Reproduce the records below exactly as given.

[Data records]
+-------+

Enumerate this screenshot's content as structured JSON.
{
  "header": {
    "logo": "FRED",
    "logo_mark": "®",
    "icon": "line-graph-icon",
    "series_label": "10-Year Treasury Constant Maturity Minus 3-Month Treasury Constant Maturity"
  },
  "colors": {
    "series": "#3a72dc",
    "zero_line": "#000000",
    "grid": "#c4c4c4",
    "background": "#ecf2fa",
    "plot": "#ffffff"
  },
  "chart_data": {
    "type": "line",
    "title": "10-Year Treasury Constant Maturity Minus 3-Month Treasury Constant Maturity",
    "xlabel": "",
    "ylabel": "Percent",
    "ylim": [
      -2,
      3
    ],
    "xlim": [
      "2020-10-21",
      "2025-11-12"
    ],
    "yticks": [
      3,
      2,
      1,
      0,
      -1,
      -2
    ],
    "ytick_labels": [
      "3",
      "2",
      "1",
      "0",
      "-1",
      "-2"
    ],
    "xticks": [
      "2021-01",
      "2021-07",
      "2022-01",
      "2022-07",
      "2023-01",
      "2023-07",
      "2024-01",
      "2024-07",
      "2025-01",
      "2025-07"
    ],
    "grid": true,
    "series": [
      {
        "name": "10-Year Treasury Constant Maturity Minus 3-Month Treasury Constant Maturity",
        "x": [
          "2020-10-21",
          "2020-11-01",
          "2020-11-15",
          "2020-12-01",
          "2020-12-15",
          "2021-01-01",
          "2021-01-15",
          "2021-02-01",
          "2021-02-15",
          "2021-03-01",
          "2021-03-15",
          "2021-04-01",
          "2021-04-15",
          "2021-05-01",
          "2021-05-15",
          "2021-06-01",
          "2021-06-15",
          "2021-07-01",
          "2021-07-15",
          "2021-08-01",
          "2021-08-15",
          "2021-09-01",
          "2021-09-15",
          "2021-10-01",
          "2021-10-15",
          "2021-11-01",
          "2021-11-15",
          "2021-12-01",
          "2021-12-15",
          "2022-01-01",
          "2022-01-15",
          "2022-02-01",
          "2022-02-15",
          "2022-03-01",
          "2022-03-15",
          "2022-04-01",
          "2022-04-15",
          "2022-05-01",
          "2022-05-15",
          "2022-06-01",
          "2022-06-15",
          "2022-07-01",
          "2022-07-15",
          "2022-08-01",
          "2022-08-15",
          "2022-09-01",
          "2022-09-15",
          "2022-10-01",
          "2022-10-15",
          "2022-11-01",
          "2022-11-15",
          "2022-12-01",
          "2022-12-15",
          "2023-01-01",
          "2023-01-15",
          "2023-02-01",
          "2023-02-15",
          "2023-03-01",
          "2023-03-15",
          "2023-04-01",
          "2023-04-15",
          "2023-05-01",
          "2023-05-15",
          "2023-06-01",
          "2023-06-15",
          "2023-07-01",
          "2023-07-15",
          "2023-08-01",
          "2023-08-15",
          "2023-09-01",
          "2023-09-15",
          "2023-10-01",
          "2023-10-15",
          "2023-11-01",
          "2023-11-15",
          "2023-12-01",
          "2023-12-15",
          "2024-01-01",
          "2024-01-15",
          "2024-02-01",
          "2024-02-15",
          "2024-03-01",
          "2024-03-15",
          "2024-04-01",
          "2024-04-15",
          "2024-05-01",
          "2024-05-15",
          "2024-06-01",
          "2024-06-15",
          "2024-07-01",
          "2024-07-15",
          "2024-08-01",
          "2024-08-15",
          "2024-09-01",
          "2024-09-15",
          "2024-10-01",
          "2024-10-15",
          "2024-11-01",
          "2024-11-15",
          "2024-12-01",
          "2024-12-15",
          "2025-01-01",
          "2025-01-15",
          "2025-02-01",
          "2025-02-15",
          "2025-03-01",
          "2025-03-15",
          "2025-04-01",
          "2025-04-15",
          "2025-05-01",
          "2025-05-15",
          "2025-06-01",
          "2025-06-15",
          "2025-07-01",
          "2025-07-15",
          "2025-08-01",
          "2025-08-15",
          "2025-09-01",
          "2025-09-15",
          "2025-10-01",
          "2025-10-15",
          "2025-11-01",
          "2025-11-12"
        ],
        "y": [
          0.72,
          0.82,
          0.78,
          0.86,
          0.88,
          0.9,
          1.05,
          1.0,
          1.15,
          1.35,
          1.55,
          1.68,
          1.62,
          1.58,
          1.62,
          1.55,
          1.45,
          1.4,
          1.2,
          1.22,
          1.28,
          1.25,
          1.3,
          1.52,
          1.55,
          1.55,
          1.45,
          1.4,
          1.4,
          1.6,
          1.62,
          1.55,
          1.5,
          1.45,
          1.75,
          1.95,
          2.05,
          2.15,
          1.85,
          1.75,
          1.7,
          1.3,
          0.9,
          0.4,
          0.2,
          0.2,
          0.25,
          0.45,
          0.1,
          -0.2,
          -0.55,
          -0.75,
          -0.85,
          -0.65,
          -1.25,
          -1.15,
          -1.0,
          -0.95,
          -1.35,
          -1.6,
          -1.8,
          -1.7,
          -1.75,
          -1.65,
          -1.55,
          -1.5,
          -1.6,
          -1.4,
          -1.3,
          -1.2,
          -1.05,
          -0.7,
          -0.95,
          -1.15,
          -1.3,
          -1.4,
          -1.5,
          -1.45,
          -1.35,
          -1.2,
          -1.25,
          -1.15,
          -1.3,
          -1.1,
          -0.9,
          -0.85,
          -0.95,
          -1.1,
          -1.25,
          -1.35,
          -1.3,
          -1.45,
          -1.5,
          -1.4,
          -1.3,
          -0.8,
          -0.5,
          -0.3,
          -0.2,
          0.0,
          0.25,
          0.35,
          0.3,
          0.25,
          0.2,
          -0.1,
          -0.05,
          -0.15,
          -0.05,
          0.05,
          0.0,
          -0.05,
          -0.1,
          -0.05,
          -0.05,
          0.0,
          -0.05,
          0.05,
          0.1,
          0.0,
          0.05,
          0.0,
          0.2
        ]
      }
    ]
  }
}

+-------+

■ **SOLUTION BELOW**
Enumerate this screenshot's content as structured JSON.
{
  "header": {
    "logo": "FRED",
    "logo_mark": "®",
    "icon": "line-graph-icon",
    "series_label": "10-Year Treasury Constant Maturity Minus 3-Month Treasury Constant Maturity"
  },
  "colors": {
    "series": "#3a72dc",
    "zero_line": "#000000",
    "grid": "#c4c4c4",
    "background": "#ecf2fa",
    "plot": "#ffffff"
  },
  "chart_data": {
    "type": "line",
    "title": "10-Year Treasury Constant Maturity Minus 3-Month Treasury Constant Maturity",
    "xlabel": "",
    "ylabel": "Percent",
    "ylim": [
      -2,
      3
    ],
    "xlim": [
      "2020-10-21",
      "2025-11-12"
    ],
    "yticks": [
      3,
      2,
      1,
      0,
      -1,
      -2
    ],
    "ytick_labels": [
      "3",
      "2",
      "1",
      "0",
      "-1",
      "-2"
    ],
    "xticks": [
      "2021-01",
      "2021-07",
      "2022-01",
      "2022-07",
      "2023-01",
      "2023-07",
      "2024-01",
      "2024-07",
      "2025-01",
      "2025-07"
    ],
    "grid": true,
    "series": [
      {
        "name": "10-Year Treasury Constant Maturity Minus 3-Month Treasury Constant Maturity",
        "x": [
          "2020-10-21",
          "2020-11-01",
          "2020-11-15",
          "2020-12-01",
          "2020-12-15",
          "2021-01-01",
          "2021-01-15",
          "2021-02-01",
          "2021-02-15",
          "2021-03-01",
          "2021-03-15",
          "2021-04-01",
          "2021-04-15",
          "2021-05-01",
          "2021-05-15",
          "2021-06-01",
          "2021-06-15",
          "2021-07-01",
          "2021-07-15",
          "2021-08-01",
          "2021-08-15",
          "2021-09-01",
          "2021-09-15",
          "2021-10-01",
          "2021-10-15",
          "2021-11-01",
          "2021-11-15",
          "2021-12-01",
          "2021-12-15",
          "2022-01-01",
          "2022-01-15",
          "2022-02-01",
          "2022-02-15",
          "2022-03-01",
          "2022-03-15",
          "2022-04-01",
          "2022-04-15",
          "2022-05-01",
          "2022-05-15",
          "2022-06-01",
          "2022-06-15",
          "2022-07-01",
          "2022-07-15",
          "2022-08-01",
          "2022-08-15",
          "2022-09-01",
          "2022-09-15",
          "2022-10-01",
          "2022-10-15",
          "2022-11-01",
          "2022-11-15",
          "2022-12-01",
          "2022-12-15",
          "2023-01-01",
          "2023-01-15",
          "2023-02-01",
          "2023-02-15",
          "2023-03-01",
          "2023-03-15",
          "2023-04-01",
          "2023-04-15",
          "2023-05-01",
          "2023-05-15",
          "2023-06-01",
          "2023-06-15",
          "2023-07-01",
          "2023-07-15",
          "2023-08-01",
          "2023-08-15",
          "2023-09-01",
          "2023-09-15",
          "2023-10-01",
          "2023-10-15",
          "2023-11-01",
          "2023-11-15",
          "2023-12-01",
          "2023-12-15",
          "2024-01-01",
          "2024-01-15",
          "2024-02-01",
          "2024-02-15",
          "2024-03-01",
          "2024-03-15",
          "2024-04-01",
          "2024-04-15",
          "2024-05-01",
          "2024-05-15",
          "2024-06-01",
          "2024-06-15",
          "2024-07-01",
          "2024-07-15",
          "2024-08-01",
          "2024-08-15",
          "2024-09-01",
          "2024-09-15",
          "2024-10-01",
          "2024-10-15",
          "2024-11-01",
          "2024-11-15",
          "2024-12-01",
          "2024-12-15",
          "2025-01-01",
          "2025-01-15",
          "2025-02-01",
          "2025-02-15",
          "2025-03-01",
          "2025-03-15",
          "2025-04-01",
          "2025-04-15",
          "2025-05-01",
          "2025-05-15",
          "2025-06-01",
          "2025-06-15",
          "2025-07-01",
          "2025-07-15",
          "2025-08-01",
          "2025-08-15",
          "2025-09-01",
          "2025-09-15",
          "2025-10-01",
          "2025-10-15",
          "2025-11-01",
          "2025-11-12"
        ],
        "y": [
          0.72,
          0.82,
          0.78,
          0.86,
          0.88,
          0.9,
          1.05,
          1.0,
          1.15,
          1.35,
          1.55,
          1.68,
          1.62,
          1.58,
          1.62,
          1.55,
          1.45,
          1.4,
          1.2,
          1.22,
          1.28,
          1.25,
          1.3,
          1.52,
          1.55,
          1.55,
          1.45,
          1.4,
          1.4,
          1.6,
          1.62,
          1.55,
          1.5,
          1.45,
          1.75,
          1.95,
          2.05,
          2.15,
          1.85,
          1.75,
          1.7,
          1.3,
          0.9,
          0.4,
          0.2,
          0.2,
          0.25,
          0.45,
          0.1,
          -0.2,
          -0.55,
          -0.75,
          -0.85,
          -0.65,
          -1.25,
          -1.15,
          -1.0,
          -0.95,
          -1.35,
          -1.6,
          -1.8,
          -1.7,
          -1.75,
          -1.65,
          -1.55,
          -1.5,
          -1.6,
          -1.4,
          -1.3,
          -1.2,
          -1.05,
          -0.7,
          -0.95,
          -1.15,
          -1.3,
          -1.4,
          -1.5,
          -1.45,
          -1.35,
          -1.2,
          -1.25,
          -1.15,
          -1.3,
          -1.1,
          -0.9,
          -0.85,
          -0.95,
          -1.1,
          -1.25,
          -1.35,
          -1.3,
          -1.45,
          -1.5,
          -1.4,
          -1.3,
          -0.8,
          -0.5,
          -0.3,
          -0.2,
          0.0,
          0.25,
          0.35,
          0.3,
          0.25,
          0.2,
          -0.1,
          -0.05,
          -0.15,
          -0.05,
          0.05,
          0.0,
          -0.05,
          -0.1,
          -0.05,
          -0.05,
          0.0,
          -0.05,
          0.05,
          0.1,
          0.0,
          0.05,
          0.0,
          0.2
        ]
      }
    ]
  }
}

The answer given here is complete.